» **Input**:
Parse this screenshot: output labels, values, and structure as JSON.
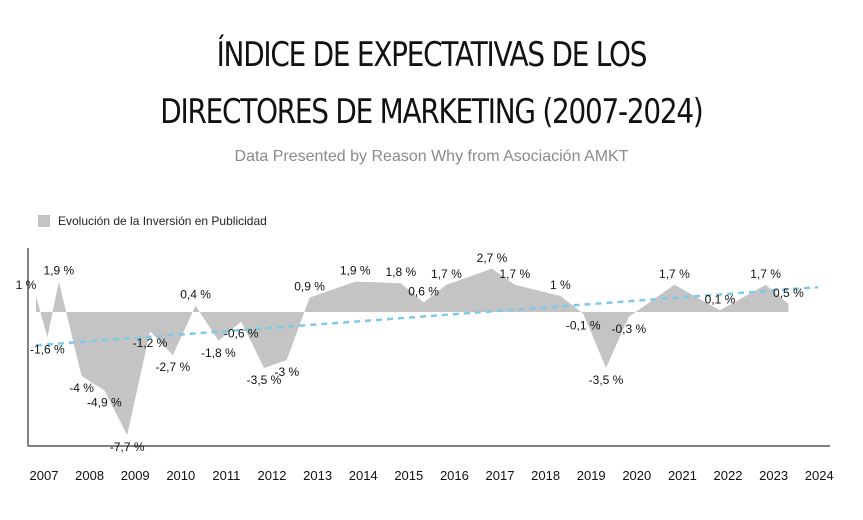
{
  "header": {
    "title_line1": "ÍNDICE DE EXPECTATIVAS DE LOS",
    "title_line2": "DIRECTORES DE MARKETING (2007-2024)",
    "subtitle": "Data Presented by Reason Why from Asociación AMKT"
  },
  "colors": {
    "area": "#c4c4c4",
    "trend": "#7fc9ea",
    "axis": "#333333"
  },
  "chart_data": {
    "type": "area",
    "title": "ÍNDICE DE EXPECTATIVAS DE LOS DIRECTORES DE MARKETING (2007-2024)",
    "subtitle": "Data Presented by Reason Why from Asociación AMKT",
    "legend": {
      "entries": [
        "Evolución de la Inversión en Publicidad"
      ],
      "position": "top-left"
    },
    "xlabel": "",
    "ylabel": "",
    "x_ticks": [
      "2007",
      "2008",
      "2009",
      "2010",
      "2011",
      "2012",
      "2013",
      "2014",
      "2015",
      "2016",
      "2017",
      "2018",
      "2019",
      "2020",
      "2021",
      "2022",
      "2023",
      "2024"
    ],
    "ylim": [
      -9,
      3
    ],
    "grid": false,
    "trendline": true,
    "series": [
      {
        "name": "Evolución de la Inversión en Publicidad",
        "points": [
          {
            "x": 2007.0,
            "y": 1.0,
            "label": "1 %"
          },
          {
            "x": 2007.25,
            "y": -1.6,
            "label": "-1,6 %"
          },
          {
            "x": 2007.5,
            "y": 1.9,
            "label": "1,9 %"
          },
          {
            "x": 2008.0,
            "y": -4.0,
            "label": "-4 %"
          },
          {
            "x": 2008.5,
            "y": -4.9,
            "label": "-4,9 %"
          },
          {
            "x": 2009.0,
            "y": -7.7,
            "label": "-7,7 %"
          },
          {
            "x": 2009.5,
            "y": -1.2,
            "label": "-1,2 %"
          },
          {
            "x": 2010.0,
            "y": -2.7,
            "label": "-2,7 %"
          },
          {
            "x": 2010.5,
            "y": 0.4,
            "label": "0,4 %"
          },
          {
            "x": 2011.0,
            "y": -1.8,
            "label": "-1,8 %"
          },
          {
            "x": 2011.5,
            "y": -0.6,
            "label": "-0,6 %"
          },
          {
            "x": 2012.0,
            "y": -3.5,
            "label": "-3,5 %"
          },
          {
            "x": 2012.5,
            "y": -3.0,
            "label": "-3 %"
          },
          {
            "x": 2013.0,
            "y": 0.9,
            "label": "0,9 %"
          },
          {
            "x": 2014.0,
            "y": 1.9,
            "label": "1,9 %"
          },
          {
            "x": 2015.0,
            "y": 1.8,
            "label": "1,8 %"
          },
          {
            "x": 2015.5,
            "y": 0.6,
            "label": "0,6 %"
          },
          {
            "x": 2016.0,
            "y": 1.7,
            "label": "1,7 %"
          },
          {
            "x": 2017.0,
            "y": 2.7,
            "label": "2,7 %"
          },
          {
            "x": 2017.5,
            "y": 1.7,
            "label": "1,7 %"
          },
          {
            "x": 2018.5,
            "y": 1.0,
            "label": "1 %"
          },
          {
            "x": 2019.0,
            "y": -0.1,
            "label": "-0,1 %"
          },
          {
            "x": 2019.5,
            "y": -3.5,
            "label": "-3,5 %"
          },
          {
            "x": 2020.0,
            "y": -0.3,
            "label": "-0,3 %"
          },
          {
            "x": 2021.0,
            "y": 1.7,
            "label": "1,7 %"
          },
          {
            "x": 2022.0,
            "y": 0.1,
            "label": "0,1 %"
          },
          {
            "x": 2023.0,
            "y": 1.7,
            "label": "1,7 %"
          },
          {
            "x": 2023.5,
            "y": 0.5,
            "label": "0,5 %"
          }
        ]
      }
    ]
  }
}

» **Aim**: Every record above should be transcribed exactly; the pictures stay out of the copy.

» **Expected answer**:
Parse this screenshot: output labels, values, and structure as JSON.
{
  "header": {
    "title_line1": "ÍNDICE DE EXPECTATIVAS DE LOS",
    "title_line2": "DIRECTORES DE MARKETING (2007-2024)",
    "subtitle": "Data Presented by Reason Why from Asociación AMKT"
  },
  "colors": {
    "area": "#c4c4c4",
    "trend": "#7fc9ea",
    "axis": "#333333"
  },
  "chart_data": {
    "type": "area",
    "title": "ÍNDICE DE EXPECTATIVAS DE LOS DIRECTORES DE MARKETING (2007-2024)",
    "subtitle": "Data Presented by Reason Why from Asociación AMKT",
    "legend": {
      "entries": [
        "Evolución de la Inversión en Publicidad"
      ],
      "position": "top-left"
    },
    "xlabel": "",
    "ylabel": "",
    "x_ticks": [
      "2007",
      "2008",
      "2009",
      "2010",
      "2011",
      "2012",
      "2013",
      "2014",
      "2015",
      "2016",
      "2017",
      "2018",
      "2019",
      "2020",
      "2021",
      "2022",
      "2023",
      "2024"
    ],
    "ylim": [
      -9,
      3
    ],
    "grid": false,
    "trendline": true,
    "series": [
      {
        "name": "Evolución de la Inversión en Publicidad",
        "points": [
          {
            "x": 2007.0,
            "y": 1.0,
            "label": "1 %"
          },
          {
            "x": 2007.25,
            "y": -1.6,
            "label": "-1,6 %"
          },
          {
            "x": 2007.5,
            "y": 1.9,
            "label": "1,9 %"
          },
          {
            "x": 2008.0,
            "y": -4.0,
            "label": "-4 %"
          },
          {
            "x": 2008.5,
            "y": -4.9,
            "label": "-4,9 %"
          },
          {
            "x": 2009.0,
            "y": -7.7,
            "label": "-7,7 %"
          },
          {
            "x": 2009.5,
            "y": -1.2,
            "label": "-1,2 %"
          },
          {
            "x": 2010.0,
            "y": -2.7,
            "label": "-2,7 %"
          },
          {
            "x": 2010.5,
            "y": 0.4,
            "label": "0,4 %"
          },
          {
            "x": 2011.0,
            "y": -1.8,
            "label": "-1,8 %"
          },
          {
            "x": 2011.5,
            "y": -0.6,
            "label": "-0,6 %"
          },
          {
            "x": 2012.0,
            "y": -3.5,
            "label": "-3,5 %"
          },
          {
            "x": 2012.5,
            "y": -3.0,
            "label": "-3 %"
          },
          {
            "x": 2013.0,
            "y": 0.9,
            "label": "0,9 %"
          },
          {
            "x": 2014.0,
            "y": 1.9,
            "label": "1,9 %"
          },
          {
            "x": 2015.0,
            "y": 1.8,
            "label": "1,8 %"
          },
          {
            "x": 2015.5,
            "y": 0.6,
            "label": "0,6 %"
          },
          {
            "x": 2016.0,
            "y": 1.7,
            "label": "1,7 %"
          },
          {
            "x": 2017.0,
            "y": 2.7,
            "label": "2,7 %"
          },
          {
            "x": 2017.5,
            "y": 1.7,
            "label": "1,7 %"
          },
          {
            "x": 2018.5,
            "y": 1.0,
            "label": "1 %"
          },
          {
            "x": 2019.0,
            "y": -0.1,
            "label": "-0,1 %"
          },
          {
            "x": 2019.5,
            "y": -3.5,
            "label": "-3,5 %"
          },
          {
            "x": 2020.0,
            "y": -0.3,
            "label": "-0,3 %"
          },
          {
            "x": 2021.0,
            "y": 1.7,
            "label": "1,7 %"
          },
          {
            "x": 2022.0,
            "y": 0.1,
            "label": "0,1 %"
          },
          {
            "x": 2023.0,
            "y": 1.7,
            "label": "1,7 %"
          },
          {
            "x": 2023.5,
            "y": 0.5,
            "label": "0,5 %"
          }
        ]
      }
    ]
  }
}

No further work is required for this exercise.